[Saved data entries]

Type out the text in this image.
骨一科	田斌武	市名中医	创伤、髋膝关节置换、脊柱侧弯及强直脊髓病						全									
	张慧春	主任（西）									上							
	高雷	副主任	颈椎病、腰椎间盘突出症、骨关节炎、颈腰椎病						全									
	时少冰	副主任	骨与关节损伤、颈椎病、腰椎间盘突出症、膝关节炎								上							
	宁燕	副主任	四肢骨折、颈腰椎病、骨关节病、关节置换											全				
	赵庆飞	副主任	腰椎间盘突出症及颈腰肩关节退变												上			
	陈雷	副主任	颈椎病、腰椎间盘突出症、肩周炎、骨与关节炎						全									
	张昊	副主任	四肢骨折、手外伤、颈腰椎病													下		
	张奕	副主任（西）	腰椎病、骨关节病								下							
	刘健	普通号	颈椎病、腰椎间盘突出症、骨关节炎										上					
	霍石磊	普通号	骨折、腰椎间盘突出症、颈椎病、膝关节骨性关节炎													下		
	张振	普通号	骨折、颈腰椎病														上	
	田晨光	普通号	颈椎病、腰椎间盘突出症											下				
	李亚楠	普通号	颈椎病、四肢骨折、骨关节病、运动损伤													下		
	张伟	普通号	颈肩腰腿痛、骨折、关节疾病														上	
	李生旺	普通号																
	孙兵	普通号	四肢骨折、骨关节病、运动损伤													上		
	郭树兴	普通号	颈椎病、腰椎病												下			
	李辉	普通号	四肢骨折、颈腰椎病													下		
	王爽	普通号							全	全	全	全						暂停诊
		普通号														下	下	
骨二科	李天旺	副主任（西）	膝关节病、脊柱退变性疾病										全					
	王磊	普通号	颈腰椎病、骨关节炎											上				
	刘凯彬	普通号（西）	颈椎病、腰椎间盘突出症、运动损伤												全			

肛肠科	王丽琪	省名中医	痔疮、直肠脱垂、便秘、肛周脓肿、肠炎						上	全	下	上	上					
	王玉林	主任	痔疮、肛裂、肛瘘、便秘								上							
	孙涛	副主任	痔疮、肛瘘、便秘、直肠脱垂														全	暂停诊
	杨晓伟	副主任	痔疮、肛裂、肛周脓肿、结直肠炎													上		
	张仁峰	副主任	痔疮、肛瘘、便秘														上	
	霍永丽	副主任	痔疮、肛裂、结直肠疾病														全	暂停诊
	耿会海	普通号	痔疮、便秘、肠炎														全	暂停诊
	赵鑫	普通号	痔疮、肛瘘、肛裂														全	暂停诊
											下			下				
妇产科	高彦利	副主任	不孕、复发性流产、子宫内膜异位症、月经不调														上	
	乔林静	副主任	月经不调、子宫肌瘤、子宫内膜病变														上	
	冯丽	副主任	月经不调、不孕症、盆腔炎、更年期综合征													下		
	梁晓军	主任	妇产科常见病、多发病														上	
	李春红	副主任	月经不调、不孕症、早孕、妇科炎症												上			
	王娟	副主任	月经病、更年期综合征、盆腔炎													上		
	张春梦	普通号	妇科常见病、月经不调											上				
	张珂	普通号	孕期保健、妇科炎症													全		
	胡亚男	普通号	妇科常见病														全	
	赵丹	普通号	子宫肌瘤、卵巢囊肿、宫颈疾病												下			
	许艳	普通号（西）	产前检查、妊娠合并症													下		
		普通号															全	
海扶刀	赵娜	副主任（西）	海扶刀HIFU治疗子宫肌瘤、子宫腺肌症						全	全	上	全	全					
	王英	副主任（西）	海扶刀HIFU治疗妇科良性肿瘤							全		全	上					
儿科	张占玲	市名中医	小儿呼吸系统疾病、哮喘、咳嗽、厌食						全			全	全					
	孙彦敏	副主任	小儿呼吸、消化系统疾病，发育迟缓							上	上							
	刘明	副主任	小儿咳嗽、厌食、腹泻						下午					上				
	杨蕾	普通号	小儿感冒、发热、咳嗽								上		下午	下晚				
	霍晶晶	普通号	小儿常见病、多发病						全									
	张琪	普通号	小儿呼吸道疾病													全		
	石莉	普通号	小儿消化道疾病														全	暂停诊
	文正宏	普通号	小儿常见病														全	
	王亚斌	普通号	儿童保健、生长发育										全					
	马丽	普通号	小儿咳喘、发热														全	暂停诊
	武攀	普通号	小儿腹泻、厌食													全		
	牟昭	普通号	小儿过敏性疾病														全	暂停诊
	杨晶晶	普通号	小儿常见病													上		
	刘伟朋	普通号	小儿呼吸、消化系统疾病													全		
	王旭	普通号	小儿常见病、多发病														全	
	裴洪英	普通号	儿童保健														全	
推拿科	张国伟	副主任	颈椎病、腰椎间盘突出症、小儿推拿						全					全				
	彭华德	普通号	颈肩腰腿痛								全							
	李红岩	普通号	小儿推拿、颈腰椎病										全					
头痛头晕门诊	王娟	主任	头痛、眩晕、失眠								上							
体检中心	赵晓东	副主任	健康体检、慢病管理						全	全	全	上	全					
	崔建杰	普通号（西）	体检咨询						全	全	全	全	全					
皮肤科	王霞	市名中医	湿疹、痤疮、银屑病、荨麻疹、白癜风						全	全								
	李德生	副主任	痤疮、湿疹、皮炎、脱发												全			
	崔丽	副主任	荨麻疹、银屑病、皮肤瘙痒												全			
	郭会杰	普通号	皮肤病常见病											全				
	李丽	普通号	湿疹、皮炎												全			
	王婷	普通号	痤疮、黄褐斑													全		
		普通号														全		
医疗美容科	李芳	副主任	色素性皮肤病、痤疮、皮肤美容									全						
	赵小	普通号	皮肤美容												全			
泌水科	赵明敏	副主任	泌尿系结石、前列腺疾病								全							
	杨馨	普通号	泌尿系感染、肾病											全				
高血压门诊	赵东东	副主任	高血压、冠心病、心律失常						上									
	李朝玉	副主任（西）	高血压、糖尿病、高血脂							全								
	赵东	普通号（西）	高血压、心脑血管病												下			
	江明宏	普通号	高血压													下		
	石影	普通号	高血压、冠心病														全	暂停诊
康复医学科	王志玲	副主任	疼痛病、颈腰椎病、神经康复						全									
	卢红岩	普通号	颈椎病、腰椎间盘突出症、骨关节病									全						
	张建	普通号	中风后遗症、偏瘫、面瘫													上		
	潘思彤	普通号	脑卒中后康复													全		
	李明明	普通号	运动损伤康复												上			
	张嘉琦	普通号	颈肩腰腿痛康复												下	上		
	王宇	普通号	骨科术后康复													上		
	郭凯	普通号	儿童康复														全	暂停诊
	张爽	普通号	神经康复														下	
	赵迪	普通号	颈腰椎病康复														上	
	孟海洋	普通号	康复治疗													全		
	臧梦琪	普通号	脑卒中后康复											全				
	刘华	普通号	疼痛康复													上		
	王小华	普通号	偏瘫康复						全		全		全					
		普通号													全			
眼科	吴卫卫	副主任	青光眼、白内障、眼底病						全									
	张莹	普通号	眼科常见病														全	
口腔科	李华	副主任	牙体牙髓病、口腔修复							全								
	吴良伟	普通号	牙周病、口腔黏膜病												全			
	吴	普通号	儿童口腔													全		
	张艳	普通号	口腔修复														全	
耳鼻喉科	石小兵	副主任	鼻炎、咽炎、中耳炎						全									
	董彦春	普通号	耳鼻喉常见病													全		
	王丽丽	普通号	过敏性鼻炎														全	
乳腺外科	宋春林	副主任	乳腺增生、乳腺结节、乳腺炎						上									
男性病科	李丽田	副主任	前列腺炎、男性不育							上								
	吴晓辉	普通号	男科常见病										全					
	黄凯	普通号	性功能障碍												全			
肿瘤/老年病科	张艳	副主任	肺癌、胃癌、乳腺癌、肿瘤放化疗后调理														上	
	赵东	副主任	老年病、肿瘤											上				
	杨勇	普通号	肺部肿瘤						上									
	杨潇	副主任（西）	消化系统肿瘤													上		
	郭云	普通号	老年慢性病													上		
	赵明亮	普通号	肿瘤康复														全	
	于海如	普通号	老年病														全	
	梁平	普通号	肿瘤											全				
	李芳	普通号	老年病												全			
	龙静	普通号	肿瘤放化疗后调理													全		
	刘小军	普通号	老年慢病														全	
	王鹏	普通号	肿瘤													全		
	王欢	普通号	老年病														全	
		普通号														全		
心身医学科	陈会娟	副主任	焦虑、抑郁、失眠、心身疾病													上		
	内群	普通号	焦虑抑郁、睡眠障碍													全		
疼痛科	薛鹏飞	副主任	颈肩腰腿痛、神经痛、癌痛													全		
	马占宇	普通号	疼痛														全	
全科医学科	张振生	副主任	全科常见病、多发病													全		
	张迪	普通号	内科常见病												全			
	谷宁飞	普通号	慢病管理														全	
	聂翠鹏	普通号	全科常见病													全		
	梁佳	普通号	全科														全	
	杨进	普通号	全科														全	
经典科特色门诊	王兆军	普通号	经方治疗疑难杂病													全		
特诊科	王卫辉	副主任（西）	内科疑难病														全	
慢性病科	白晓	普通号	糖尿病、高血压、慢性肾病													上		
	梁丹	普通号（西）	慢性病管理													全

Request — Using the records above, copy each line that contains "肿瘤放化疗后调理".

Reply to the exercise —
肿瘤/老年病科	张艳	副主任	肺癌、胃癌、乳腺癌、肿瘤放化疗后调理														上	
	龙静	普通号	肿瘤放化疗后调理													全		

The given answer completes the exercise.